§ THE EXERCISE:
Convert the rows from the line with "command-name: set — [1243, 615, 1308, 645]" up to and including the line with "terminal-line: be necessary" into a numbered list with no blank lines.

§ Raw rows:
....................

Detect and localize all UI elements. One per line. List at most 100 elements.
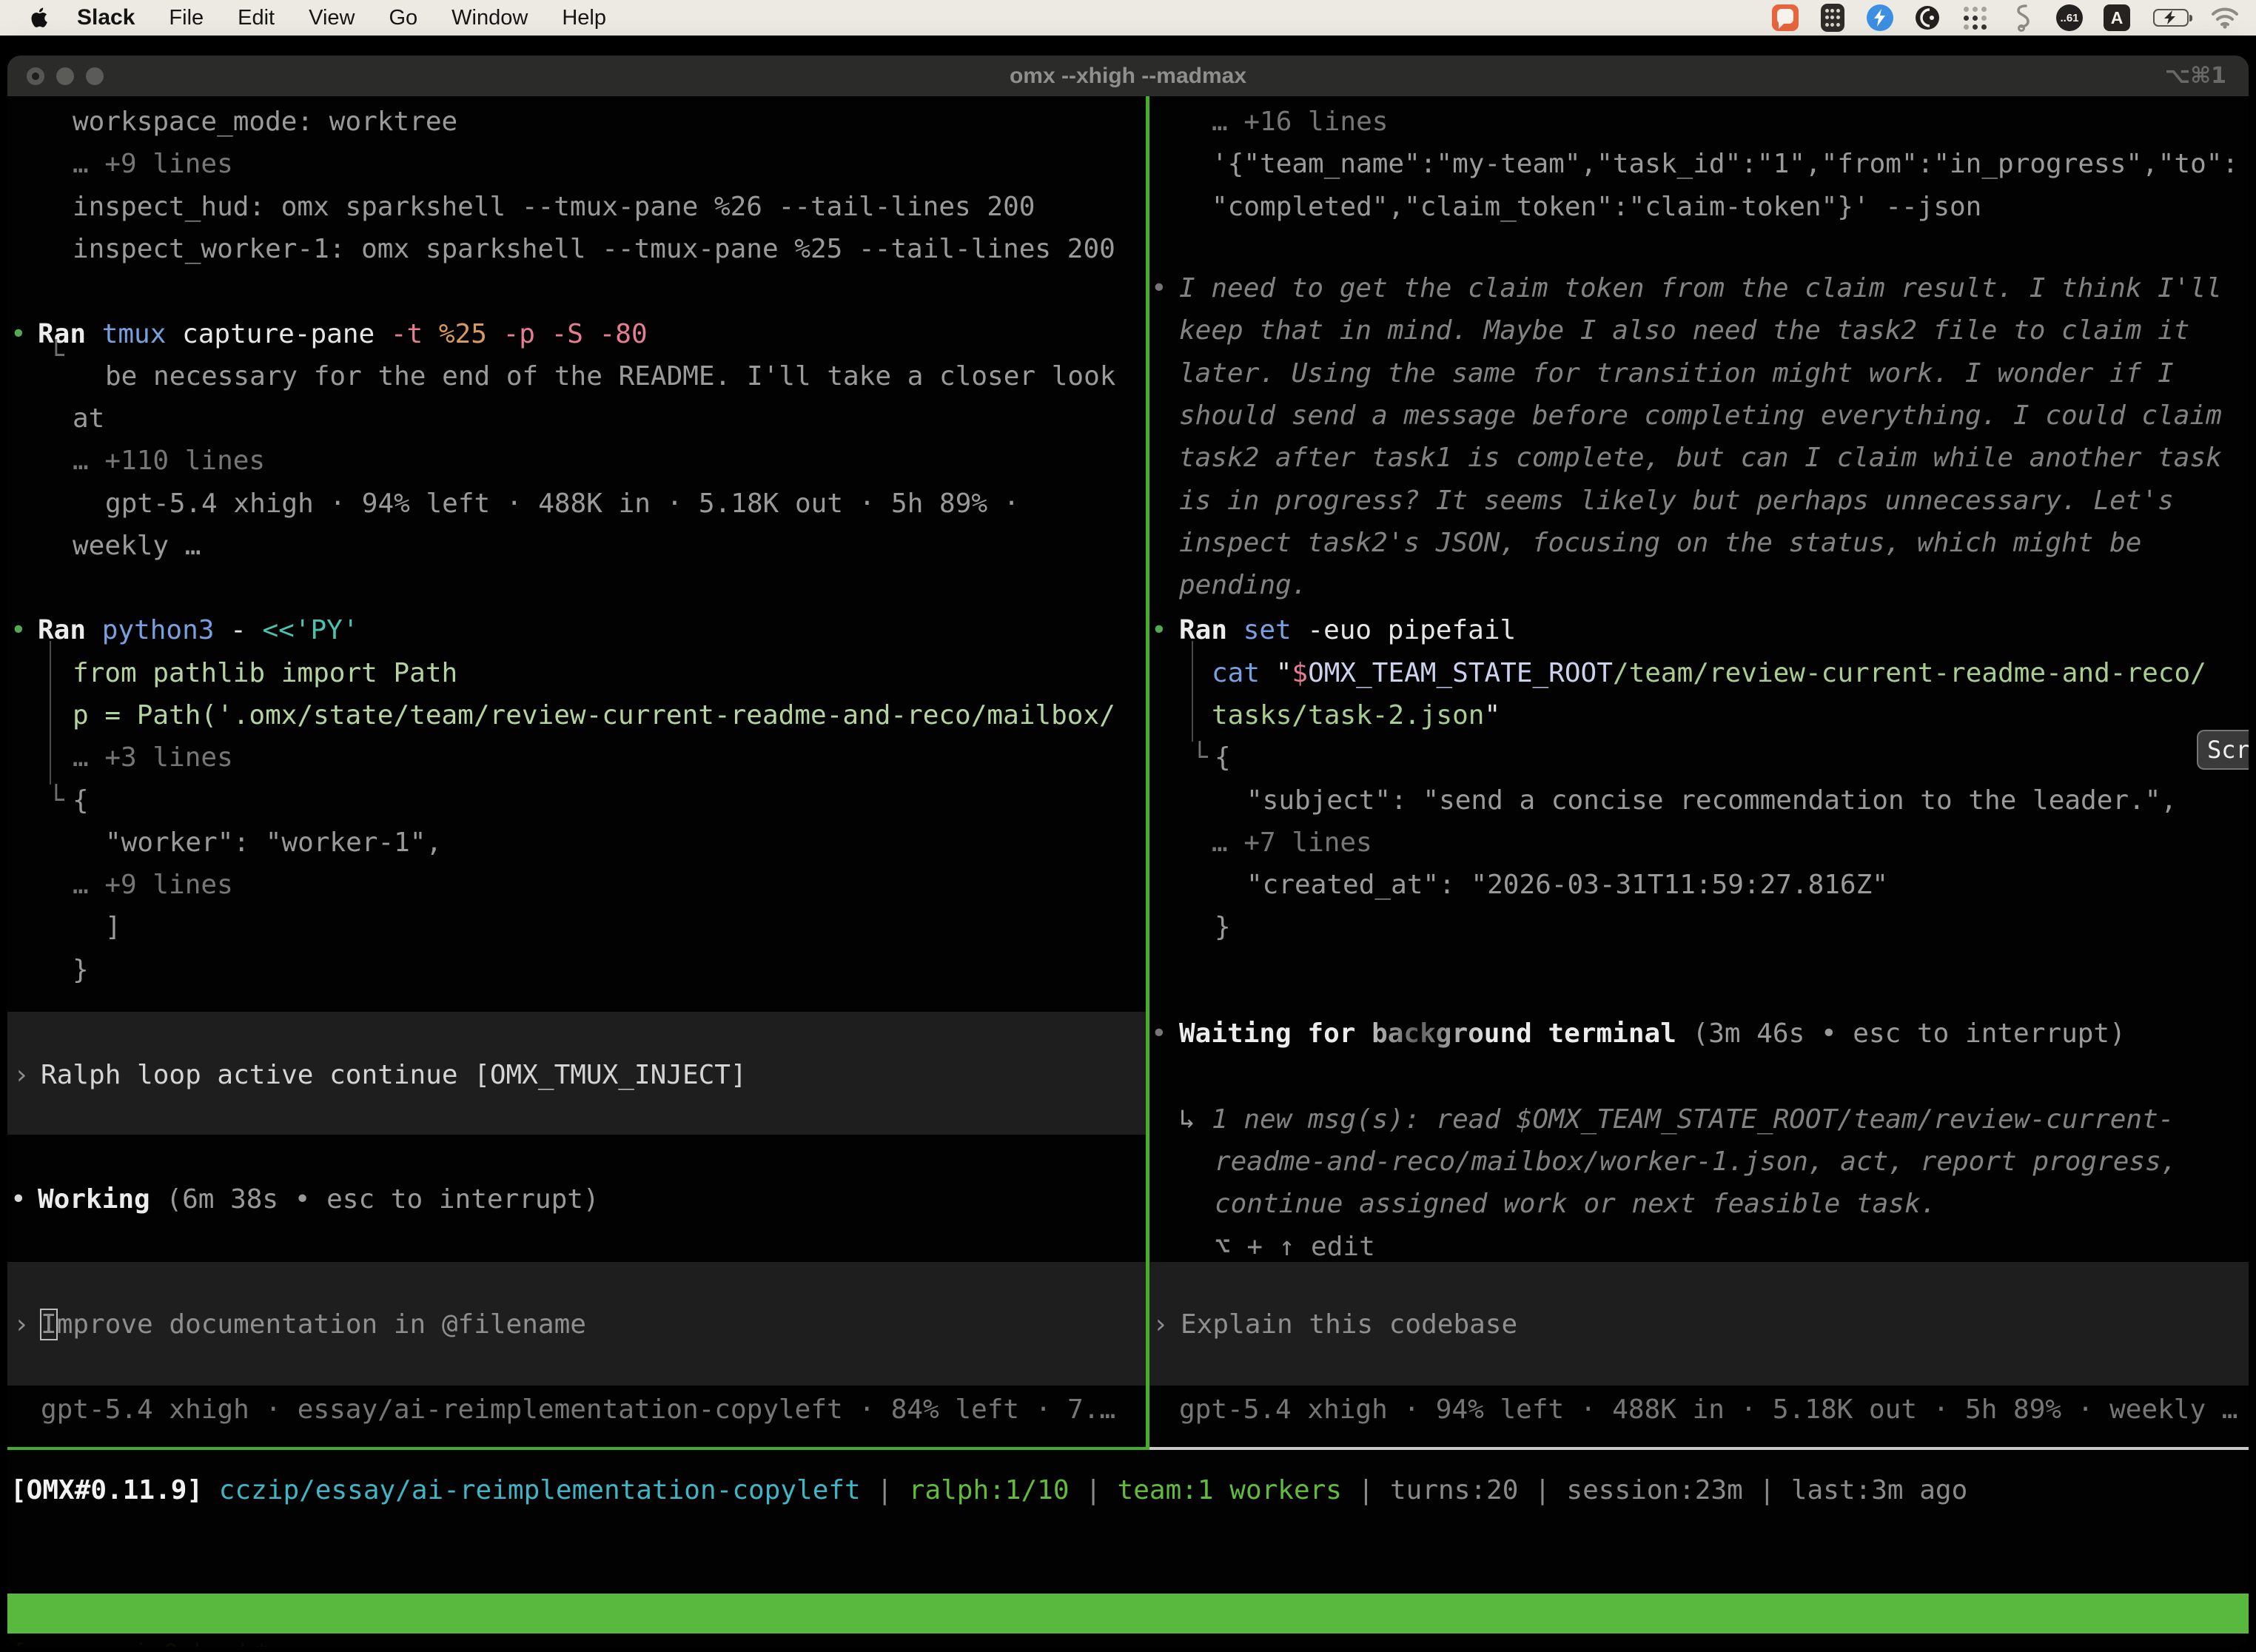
command-name: set — [1243, 615, 1308, 645]
wifi-icon[interactable] — [2210, 3, 2240, 33]
input-placeholder: Explain this codebase — [1181, 1303, 1517, 1346]
left-pane: workspace_mode: worktree … +9 lines insp… — [7, 96, 1146, 1447]
terminal-line: } — [7, 949, 1146, 991]
command-line: • Ran set -euo pipefail — [1149, 609, 2249, 651]
terminal-content: workspace_mode: worktree … +9 lines insp… — [7, 96, 2249, 1647]
omx-ralph-counter: ralph:1/10 — [893, 1475, 1085, 1505]
terminal-line: "subject": "send a concise recommendatio… — [1149, 779, 2249, 822]
menu-item-go[interactable]: Go — [389, 6, 417, 30]
terminal-line: be necessary for the end of the README. … — [7, 355, 1146, 397]
status-bullet-icon: • — [10, 1178, 27, 1220]
ralph-loop-banner: › Ralph loop active continue [OMX_TMUX_I… — [7, 1012, 1146, 1135]
terminal-line: └ { — [7, 779, 1146, 822]
dots-grid-icon[interactable] — [1960, 3, 1990, 33]
command-name: python3 — [102, 615, 230, 645]
squiggle-icon[interactable] — [2007, 3, 2037, 33]
command-line: • Ran python3 - <<'PY' — [7, 609, 1146, 651]
pane-divider-vertical[interactable] — [1146, 96, 1149, 1447]
working-status-line: • Working (6m 38s • esc to interrupt) — [7, 1178, 1146, 1220]
run-bullet-icon: • — [10, 609, 27, 651]
thinking-line: keep that in mind. Maybe I also need the… — [1149, 309, 2249, 352]
env-var: OMX_TEAM_STATE_ROOT — [1308, 658, 1613, 688]
session-status-line: gpt-5.4 xhigh · essay/ai-reimplementatio… — [7, 1389, 1146, 1431]
prompt-chevron-icon: › — [1152, 1303, 1169, 1346]
terminal-line: cat "$OMX_TEAM_STATE_ROOT/team/review-cu… — [1149, 652, 2249, 694]
run-bullet-icon: • — [1151, 609, 1167, 651]
pane-divider-horizontal-right — [1149, 1447, 2249, 1450]
tmux-status-bar: [omx-cczip0:bash* "MacBook-Pro-44.local"… — [7, 1594, 2249, 1633]
terminal-window: omx --xhigh --madmax ⌥⌘1 workspace_mode:… — [7, 56, 2249, 1647]
thinking-bullet-icon: • — [1151, 267, 1167, 309]
menu-item-file[interactable]: File — [169, 6, 204, 30]
window-title-bar[interactable]: omx --xhigh --madmax ⌥⌘1 — [7, 56, 2249, 96]
mailbox-message-line: ↳ 1 new msg(s): read $OMX_TEAM_STATE_ROO… — [1149, 1098, 2249, 1141]
terminal-line: "completed","claim_token":"claim-token"}… — [1149, 186, 2249, 228]
mailbox-message-line: continue assigned work or next feasible … — [1149, 1183, 2249, 1225]
status-bullet-icon: • — [1151, 1013, 1167, 1055]
menu-item-view[interactable]: View — [309, 6, 355, 30]
terminal-line: … +9 lines — [7, 143, 1146, 185]
ralph-loop-text: Ralph loop active continue [OMX_TMUX_INJ… — [41, 1054, 747, 1096]
thinking-line: is in progress? It seems likely but perh… — [1149, 480, 2249, 522]
prompt-input-left[interactable]: › Improve documentation in @filename — [7, 1262, 1146, 1386]
window-title: omx --xhigh --madmax — [7, 64, 2249, 89]
terminal-line: … +110 lines — [7, 440, 1146, 482]
terminal-line: … +9 lines — [7, 864, 1146, 906]
battery-icon[interactable] — [2149, 3, 2192, 33]
terminal-line: workspace_mode: worktree — [7, 101, 1146, 143]
menu-item-help[interactable]: Help — [562, 6, 606, 30]
mailbox-message-line: readme-and-reco/mailbox/worker-1.json, a… — [1149, 1141, 2249, 1183]
terminal-line: at — [7, 397, 1146, 440]
terminal-line: … +3 lines — [7, 736, 1146, 779]
file-path: tasks/task-2.json — [1212, 700, 1484, 731]
session-status-line: gpt-5.4 xhigh · 94% left · 488K in · 5.1… — [1149, 1389, 2249, 1431]
waiting-status-line: • Waiting for background terminal (3m 46… — [1149, 1013, 2249, 1055]
thinking-line: pending. — [1149, 564, 2249, 606]
terminal-line: tasks/task-2.json" — [1149, 694, 2249, 736]
screen-share-tooltip: Scre — [2197, 730, 2249, 770]
terminal-line: ] — [7, 906, 1146, 948]
contrast-icon[interactable] — [1913, 3, 1942, 33]
prompt-input-right[interactable]: › Explain this codebase — [1149, 1262, 2249, 1386]
terminal-line: p = Path('.omx/state/team/review-current… — [7, 694, 1146, 736]
terminal-line: from pathlib import Path — [7, 652, 1146, 694]
terminal-line: "created_at": "2026-03-31T11:59:27.816Z" — [1149, 864, 2249, 906]
terminal-line: weekly … — [7, 525, 1146, 567]
omx-team-counter: team:1 workers — [1101, 1475, 1358, 1505]
omx-status-line: [OMX#0.11.9] cczip/essay/ai-reimplementa… — [10, 1469, 1967, 1511]
thinking-line: should send a message before completing … — [1149, 394, 2249, 437]
menu-item-window[interactable]: Window — [451, 6, 528, 30]
reply-arrow-icon: ↳ — [1179, 1098, 1195, 1141]
terminal-line: '{"team_name":"my-team","task_id":"1","f… — [1149, 143, 2249, 185]
output-corner-icon: └ — [48, 779, 64, 822]
terminal-line: inspect_worker-1: omx sparkshell --tmux-… — [7, 228, 1146, 270]
terminal-line: } — [1149, 906, 2249, 948]
terminal-line: "worker": "worker-1", — [7, 822, 1146, 864]
terminal-line: gpt-5.4 xhigh · 94% left · 488K in · 5.1… — [7, 483, 1146, 525]
right-pane: … +16 lines '{"team_name":"my-team","tas… — [1149, 96, 2249, 1447]
thinking-line: • I need to get the claim token from the… — [1149, 267, 2249, 309]
output-corner-icon: └ — [1192, 736, 1208, 779]
terminal-line: … +16 lines — [1149, 101, 2249, 143]
keypad-icon[interactable] — [1818, 3, 1847, 33]
terminal-line: └ { — [1149, 736, 2249, 779]
thinking-line: later. Using the same for transition mig… — [1149, 352, 2249, 394]
omx-session-stats: | turns:20 | session:23m | last:3m ago — [1358, 1475, 1968, 1505]
menu-bar: Slack File Edit View Go Window Help — [0, 0, 2256, 36]
sync-bolt-icon[interactable] — [1865, 3, 1895, 33]
menu-app-name[interactable]: Slack — [77, 5, 135, 30]
chat-icon[interactable] — [1770, 3, 1800, 33]
omx-version: [OMX#0.11.9] — [10, 1475, 203, 1505]
thinking-line: inspect task2's JSON, focusing on the st… — [1149, 522, 2249, 564]
waiting-label: Waiting for background terminal — [1179, 1018, 1676, 1049]
terminal-line: … +7 lines — [1149, 822, 2249, 864]
tmux-window-name[interactable]: [omx-cczip0:bash* — [12, 1633, 269, 1647]
badge-61-icon[interactable]: ..61 — [2055, 3, 2084, 33]
command-name: cat — [1212, 658, 1276, 688]
prompt-chevron-icon: › — [13, 1054, 30, 1096]
apple-menu-icon[interactable] — [27, 5, 52, 30]
menu-item-edit[interactable]: Edit — [238, 6, 275, 30]
input-source-icon[interactable]: A — [2102, 3, 2132, 33]
terminal-line: inspect_hud: omx sparkshell --tmux-pane … — [7, 186, 1146, 228]
prompt-chevron-icon: › — [13, 1303, 30, 1346]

....................

§ EXERCISE RESULT:
1. command-name: set — [1243, 615, 1308, 645]
2. wifi-icon[interactable] — [2210, 3, 2240, 33]
3. input-placeholder: Explain this codebase — [1181, 1303, 1517, 1346]
4. left-pane: workspace_mode: worktree … +9 lines insp… — [7, 96, 1146, 1447]
5. terminal-line: } — [7, 949, 1146, 991]
6. command-line: • Ran set -euo pipefail — [1149, 609, 2249, 651]
7. terminal-content: workspace_mode: worktree … +9 lines insp… — [7, 96, 2249, 1647]
8. omx-ralph-counter: ralph:1/10 — [893, 1475, 1085, 1505]
9. terminal-line: "subject": "send a concise recommendatio… — [1149, 779, 2249, 822]
10. menu-item-go[interactable]: Go — [389, 6, 417, 30]
11. terminal-line: be necessary for the end of the README. … — [7, 355, 1146, 397]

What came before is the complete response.